Exercise brief ->
Return, word for word, every line from the start of the items below down to the line containing "sync-refresh-icon xyxy=(1623,22,1640,40)", including both the first line and that final one.

Input for this task ->
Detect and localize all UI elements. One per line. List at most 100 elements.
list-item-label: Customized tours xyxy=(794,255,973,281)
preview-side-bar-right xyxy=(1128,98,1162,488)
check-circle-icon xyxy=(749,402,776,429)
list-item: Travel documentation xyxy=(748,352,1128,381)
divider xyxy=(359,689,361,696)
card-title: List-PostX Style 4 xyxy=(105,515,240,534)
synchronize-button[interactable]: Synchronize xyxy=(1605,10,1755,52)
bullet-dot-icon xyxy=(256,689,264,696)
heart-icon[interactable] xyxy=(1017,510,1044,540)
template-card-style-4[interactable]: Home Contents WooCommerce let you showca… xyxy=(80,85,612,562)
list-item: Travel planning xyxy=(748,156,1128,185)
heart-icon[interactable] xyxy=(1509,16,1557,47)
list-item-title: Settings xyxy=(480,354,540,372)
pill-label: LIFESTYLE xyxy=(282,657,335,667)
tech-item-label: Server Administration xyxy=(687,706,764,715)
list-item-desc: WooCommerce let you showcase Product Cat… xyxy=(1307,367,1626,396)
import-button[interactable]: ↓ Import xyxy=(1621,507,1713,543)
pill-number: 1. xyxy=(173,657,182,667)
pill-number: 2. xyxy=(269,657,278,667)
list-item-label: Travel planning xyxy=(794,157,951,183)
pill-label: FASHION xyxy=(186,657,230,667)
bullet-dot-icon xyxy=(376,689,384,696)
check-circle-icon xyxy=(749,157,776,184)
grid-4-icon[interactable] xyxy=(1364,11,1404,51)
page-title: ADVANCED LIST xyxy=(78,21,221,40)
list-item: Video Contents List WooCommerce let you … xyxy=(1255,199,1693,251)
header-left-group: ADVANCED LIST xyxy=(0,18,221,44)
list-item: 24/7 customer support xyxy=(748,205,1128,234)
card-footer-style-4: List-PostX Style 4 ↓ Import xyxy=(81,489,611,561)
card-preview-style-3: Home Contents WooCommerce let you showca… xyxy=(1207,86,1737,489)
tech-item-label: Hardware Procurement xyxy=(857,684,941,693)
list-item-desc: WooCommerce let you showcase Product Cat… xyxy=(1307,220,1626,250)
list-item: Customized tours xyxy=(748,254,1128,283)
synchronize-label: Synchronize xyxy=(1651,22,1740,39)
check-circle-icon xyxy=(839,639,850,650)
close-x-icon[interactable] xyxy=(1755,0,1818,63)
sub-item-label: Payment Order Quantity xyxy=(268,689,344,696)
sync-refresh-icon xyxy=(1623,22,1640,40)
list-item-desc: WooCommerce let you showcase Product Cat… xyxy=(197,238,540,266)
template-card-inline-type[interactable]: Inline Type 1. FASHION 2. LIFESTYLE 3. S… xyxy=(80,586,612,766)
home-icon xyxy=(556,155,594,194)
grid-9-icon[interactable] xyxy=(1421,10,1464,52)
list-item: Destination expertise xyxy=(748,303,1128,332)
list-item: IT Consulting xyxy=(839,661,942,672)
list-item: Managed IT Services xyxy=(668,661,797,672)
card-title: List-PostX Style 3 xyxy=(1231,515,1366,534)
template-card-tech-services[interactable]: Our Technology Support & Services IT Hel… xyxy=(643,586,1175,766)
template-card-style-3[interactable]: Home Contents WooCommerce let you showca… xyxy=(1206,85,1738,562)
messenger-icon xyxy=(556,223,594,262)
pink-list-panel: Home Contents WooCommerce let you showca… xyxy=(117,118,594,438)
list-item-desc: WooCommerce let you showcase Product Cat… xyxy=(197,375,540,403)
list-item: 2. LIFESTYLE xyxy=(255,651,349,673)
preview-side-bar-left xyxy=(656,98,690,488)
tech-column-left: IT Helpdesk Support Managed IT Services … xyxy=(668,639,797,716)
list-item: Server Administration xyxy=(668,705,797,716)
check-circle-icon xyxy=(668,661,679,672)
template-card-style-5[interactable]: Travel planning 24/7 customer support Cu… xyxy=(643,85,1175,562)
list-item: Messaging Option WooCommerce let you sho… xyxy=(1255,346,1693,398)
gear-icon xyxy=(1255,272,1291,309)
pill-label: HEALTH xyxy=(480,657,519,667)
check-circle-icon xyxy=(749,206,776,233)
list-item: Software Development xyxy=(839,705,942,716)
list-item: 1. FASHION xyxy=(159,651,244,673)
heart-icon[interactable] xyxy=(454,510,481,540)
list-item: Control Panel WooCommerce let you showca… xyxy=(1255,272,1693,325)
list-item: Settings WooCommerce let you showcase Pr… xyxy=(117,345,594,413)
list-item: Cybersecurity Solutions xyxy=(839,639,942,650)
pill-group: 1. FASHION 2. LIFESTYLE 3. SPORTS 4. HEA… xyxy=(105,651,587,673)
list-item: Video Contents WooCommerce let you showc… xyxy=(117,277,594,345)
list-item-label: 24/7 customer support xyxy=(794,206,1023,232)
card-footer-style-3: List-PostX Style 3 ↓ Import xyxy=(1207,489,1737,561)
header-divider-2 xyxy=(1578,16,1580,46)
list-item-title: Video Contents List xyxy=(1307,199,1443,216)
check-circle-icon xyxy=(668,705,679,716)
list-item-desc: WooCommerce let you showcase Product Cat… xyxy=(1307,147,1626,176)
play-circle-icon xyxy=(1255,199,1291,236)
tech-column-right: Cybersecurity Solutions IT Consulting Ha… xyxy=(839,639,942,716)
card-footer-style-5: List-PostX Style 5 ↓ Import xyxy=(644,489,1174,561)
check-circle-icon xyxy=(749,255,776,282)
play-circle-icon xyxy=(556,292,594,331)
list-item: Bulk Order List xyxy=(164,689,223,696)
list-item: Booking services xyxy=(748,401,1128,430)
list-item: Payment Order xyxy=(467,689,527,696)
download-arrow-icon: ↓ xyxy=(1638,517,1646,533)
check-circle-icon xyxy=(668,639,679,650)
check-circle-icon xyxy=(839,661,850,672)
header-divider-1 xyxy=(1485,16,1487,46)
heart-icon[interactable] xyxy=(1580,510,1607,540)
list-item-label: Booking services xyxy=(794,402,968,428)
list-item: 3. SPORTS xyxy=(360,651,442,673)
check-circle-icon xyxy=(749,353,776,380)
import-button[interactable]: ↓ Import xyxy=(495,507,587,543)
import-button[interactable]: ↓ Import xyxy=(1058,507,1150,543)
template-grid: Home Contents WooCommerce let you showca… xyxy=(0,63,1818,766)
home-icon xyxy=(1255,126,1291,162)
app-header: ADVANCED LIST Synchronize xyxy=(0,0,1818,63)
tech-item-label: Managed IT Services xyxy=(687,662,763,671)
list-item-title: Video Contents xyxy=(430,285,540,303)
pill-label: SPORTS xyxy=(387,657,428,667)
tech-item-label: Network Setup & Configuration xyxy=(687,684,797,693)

Full solution ->
Detect and localize all UI elements. One per line. List at most 100 elements.
list-item-label: Customized tours xyxy=(794,255,973,281)
preview-side-bar-right xyxy=(1128,98,1162,488)
check-circle-icon xyxy=(749,402,776,429)
list-item: Travel documentation xyxy=(748,352,1128,381)
divider xyxy=(359,689,361,696)
card-title: List-PostX Style 4 xyxy=(105,515,240,534)
synchronize-button[interactable]: Synchronize xyxy=(1605,10,1755,52)
bullet-dot-icon xyxy=(256,689,264,696)
heart-icon[interactable] xyxy=(1017,510,1044,540)
template-card-style-4[interactable]: Home Contents WooCommerce let you showca… xyxy=(80,85,612,562)
list-item: Travel planning xyxy=(748,156,1128,185)
heart-icon[interactable] xyxy=(1509,16,1557,47)
list-item-title: Settings xyxy=(480,354,540,372)
pill-label: LIFESTYLE xyxy=(282,657,335,667)
tech-item-label: Server Administration xyxy=(687,706,764,715)
list-item-desc: WooCommerce let you showcase Product Cat… xyxy=(1307,367,1626,396)
import-button[interactable]: ↓ Import xyxy=(1621,507,1713,543)
pill-number: 1. xyxy=(173,657,182,667)
pill-number: 2. xyxy=(269,657,278,667)
list-item-label: Travel planning xyxy=(794,157,951,183)
pill-label: FASHION xyxy=(186,657,230,667)
bullet-dot-icon xyxy=(376,689,384,696)
check-circle-icon xyxy=(749,157,776,184)
grid-4-icon[interactable] xyxy=(1364,11,1404,51)
page-title: ADVANCED LIST xyxy=(78,21,221,40)
list-item: Video Contents List WooCommerce let you … xyxy=(1255,199,1693,251)
header-left-group: ADVANCED LIST xyxy=(0,18,221,44)
list-item: 24/7 customer support xyxy=(748,205,1128,234)
card-footer-style-4: List-PostX Style 4 ↓ Import xyxy=(81,489,611,561)
card-preview-style-3: Home Contents WooCommerce let you showca… xyxy=(1207,86,1737,489)
tech-item-label: Hardware Procurement xyxy=(857,684,941,693)
list-item-desc: WooCommerce let you showcase Product Cat… xyxy=(1307,220,1626,250)
list-item: Customized tours xyxy=(748,254,1128,283)
synchronize-label: Synchronize xyxy=(1651,22,1740,39)
check-circle-icon xyxy=(839,639,850,650)
close-x-icon[interactable] xyxy=(1755,0,1818,63)
sub-item-label: Payment Order Quantity xyxy=(268,689,344,696)
sync-refresh-icon xyxy=(1623,22,1640,40)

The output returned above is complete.